==== MATERIALS PROVIDED ====
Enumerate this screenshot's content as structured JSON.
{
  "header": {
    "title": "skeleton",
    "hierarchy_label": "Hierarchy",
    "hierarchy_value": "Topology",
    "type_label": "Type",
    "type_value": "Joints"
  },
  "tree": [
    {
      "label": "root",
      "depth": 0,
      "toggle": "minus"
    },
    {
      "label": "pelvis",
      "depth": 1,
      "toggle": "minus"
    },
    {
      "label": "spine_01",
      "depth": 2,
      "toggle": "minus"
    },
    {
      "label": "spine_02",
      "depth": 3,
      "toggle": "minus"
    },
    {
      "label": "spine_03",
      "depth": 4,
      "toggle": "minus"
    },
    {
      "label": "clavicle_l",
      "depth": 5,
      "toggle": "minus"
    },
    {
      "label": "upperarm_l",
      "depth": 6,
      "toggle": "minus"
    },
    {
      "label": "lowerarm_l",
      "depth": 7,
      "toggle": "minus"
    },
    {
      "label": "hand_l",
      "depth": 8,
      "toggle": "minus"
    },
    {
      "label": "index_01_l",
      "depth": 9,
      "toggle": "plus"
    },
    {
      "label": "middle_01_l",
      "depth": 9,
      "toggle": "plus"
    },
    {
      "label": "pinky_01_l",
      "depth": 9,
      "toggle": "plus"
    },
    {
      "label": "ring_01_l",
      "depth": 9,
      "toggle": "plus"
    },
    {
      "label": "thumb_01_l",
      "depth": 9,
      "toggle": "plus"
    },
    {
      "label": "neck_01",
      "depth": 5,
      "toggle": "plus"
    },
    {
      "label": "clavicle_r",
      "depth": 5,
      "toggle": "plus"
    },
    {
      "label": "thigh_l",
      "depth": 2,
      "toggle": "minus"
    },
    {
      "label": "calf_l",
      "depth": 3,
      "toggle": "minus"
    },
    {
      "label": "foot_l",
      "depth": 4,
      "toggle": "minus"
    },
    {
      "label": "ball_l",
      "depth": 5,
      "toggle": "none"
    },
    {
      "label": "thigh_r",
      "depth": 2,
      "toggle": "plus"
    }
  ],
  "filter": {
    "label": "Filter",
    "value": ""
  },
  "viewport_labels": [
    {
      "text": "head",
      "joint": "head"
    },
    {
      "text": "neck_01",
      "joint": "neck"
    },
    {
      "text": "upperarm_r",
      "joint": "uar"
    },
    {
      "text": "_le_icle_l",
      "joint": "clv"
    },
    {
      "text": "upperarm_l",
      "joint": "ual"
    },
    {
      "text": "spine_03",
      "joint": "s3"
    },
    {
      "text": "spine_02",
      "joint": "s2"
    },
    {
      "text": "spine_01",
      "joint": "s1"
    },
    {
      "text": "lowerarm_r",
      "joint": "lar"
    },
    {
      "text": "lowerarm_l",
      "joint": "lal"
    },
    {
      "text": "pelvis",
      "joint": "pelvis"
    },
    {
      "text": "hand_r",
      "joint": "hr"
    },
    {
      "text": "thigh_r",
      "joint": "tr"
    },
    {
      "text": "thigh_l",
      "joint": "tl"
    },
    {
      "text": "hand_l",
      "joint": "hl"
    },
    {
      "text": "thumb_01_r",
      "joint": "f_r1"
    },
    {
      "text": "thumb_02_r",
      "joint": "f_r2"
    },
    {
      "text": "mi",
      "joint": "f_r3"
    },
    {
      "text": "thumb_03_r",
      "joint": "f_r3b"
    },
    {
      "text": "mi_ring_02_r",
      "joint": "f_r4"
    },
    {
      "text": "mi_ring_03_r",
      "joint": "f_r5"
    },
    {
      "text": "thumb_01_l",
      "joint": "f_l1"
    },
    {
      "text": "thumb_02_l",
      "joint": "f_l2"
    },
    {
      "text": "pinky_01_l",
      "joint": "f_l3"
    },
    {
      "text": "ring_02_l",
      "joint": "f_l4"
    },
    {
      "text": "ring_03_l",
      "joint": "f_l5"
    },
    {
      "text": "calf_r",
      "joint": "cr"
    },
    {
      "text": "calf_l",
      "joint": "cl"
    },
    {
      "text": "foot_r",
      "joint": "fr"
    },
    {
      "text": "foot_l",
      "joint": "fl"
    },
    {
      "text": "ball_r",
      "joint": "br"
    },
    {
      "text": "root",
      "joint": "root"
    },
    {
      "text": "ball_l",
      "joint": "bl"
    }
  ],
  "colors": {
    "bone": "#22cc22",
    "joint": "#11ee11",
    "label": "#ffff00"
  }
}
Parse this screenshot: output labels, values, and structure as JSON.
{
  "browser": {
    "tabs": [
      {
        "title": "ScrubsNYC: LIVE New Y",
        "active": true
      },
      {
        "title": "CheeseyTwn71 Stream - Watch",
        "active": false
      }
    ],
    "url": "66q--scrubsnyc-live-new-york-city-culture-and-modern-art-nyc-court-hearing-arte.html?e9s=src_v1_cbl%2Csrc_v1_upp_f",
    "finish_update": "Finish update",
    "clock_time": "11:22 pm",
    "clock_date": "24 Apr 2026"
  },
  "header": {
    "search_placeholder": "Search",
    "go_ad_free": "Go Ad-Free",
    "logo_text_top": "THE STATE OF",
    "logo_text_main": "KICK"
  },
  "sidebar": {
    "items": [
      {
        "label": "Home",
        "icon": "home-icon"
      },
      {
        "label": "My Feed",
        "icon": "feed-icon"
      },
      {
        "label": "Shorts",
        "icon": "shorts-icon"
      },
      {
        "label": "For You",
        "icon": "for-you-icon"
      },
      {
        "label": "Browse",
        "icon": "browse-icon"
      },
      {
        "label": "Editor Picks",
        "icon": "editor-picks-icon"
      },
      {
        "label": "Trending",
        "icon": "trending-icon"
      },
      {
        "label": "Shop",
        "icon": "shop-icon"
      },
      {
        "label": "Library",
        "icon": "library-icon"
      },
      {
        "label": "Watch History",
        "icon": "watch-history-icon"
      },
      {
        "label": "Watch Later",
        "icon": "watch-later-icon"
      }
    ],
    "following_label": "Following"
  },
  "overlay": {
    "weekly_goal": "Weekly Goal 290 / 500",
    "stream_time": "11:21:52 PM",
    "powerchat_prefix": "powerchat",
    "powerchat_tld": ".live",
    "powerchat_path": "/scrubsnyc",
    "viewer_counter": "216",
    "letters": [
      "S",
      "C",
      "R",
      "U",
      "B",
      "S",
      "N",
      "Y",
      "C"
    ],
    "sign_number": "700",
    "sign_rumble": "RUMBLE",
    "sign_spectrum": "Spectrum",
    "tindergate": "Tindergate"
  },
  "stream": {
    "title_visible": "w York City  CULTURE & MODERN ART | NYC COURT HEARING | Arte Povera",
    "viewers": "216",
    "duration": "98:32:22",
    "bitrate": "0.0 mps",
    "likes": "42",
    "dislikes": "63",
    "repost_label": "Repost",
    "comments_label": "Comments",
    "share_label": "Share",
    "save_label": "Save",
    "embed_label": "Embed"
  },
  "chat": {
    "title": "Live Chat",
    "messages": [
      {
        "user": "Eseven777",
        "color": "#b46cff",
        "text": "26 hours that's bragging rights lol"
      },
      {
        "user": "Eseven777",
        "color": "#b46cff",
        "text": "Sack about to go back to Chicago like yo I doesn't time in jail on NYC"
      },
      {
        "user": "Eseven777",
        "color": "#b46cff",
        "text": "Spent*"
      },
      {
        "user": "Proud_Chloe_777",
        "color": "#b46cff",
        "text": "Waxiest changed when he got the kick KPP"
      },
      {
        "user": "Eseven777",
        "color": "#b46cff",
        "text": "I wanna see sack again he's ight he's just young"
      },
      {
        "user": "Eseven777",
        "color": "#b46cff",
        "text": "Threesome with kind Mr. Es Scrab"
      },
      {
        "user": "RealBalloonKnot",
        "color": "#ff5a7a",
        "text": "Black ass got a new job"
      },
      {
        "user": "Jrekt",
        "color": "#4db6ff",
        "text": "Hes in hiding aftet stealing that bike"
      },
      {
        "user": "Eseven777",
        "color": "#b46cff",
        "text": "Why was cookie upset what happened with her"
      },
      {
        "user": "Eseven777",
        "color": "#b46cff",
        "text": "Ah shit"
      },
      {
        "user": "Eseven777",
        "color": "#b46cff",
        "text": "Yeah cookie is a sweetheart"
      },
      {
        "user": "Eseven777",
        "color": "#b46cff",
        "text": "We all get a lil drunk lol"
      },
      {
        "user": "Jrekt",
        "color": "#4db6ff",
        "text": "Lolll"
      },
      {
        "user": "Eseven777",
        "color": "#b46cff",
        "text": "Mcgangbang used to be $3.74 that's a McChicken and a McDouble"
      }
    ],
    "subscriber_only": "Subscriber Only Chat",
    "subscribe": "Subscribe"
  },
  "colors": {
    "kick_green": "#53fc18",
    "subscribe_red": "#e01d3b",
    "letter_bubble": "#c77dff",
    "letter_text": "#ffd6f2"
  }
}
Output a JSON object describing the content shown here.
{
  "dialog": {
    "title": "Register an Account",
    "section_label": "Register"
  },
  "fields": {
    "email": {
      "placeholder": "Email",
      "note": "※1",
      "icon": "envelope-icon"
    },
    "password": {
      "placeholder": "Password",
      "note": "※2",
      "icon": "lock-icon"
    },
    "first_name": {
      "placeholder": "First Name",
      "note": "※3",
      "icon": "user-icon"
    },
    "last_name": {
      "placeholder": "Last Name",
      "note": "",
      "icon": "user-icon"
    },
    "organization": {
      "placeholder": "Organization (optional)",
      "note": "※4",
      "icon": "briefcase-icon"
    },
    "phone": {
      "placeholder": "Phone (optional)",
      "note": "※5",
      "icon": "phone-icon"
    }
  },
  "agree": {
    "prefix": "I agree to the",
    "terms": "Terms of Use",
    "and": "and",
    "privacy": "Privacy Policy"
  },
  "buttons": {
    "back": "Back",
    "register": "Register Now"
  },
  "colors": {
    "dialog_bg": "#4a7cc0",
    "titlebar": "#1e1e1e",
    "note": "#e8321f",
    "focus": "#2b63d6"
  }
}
====
Find the lines holding "pelvis" and list every one.

→ SOLUTION TO THIS TASK
      "label": "pelvis",
      "text": "pelvis",
      "joint": "pelvis"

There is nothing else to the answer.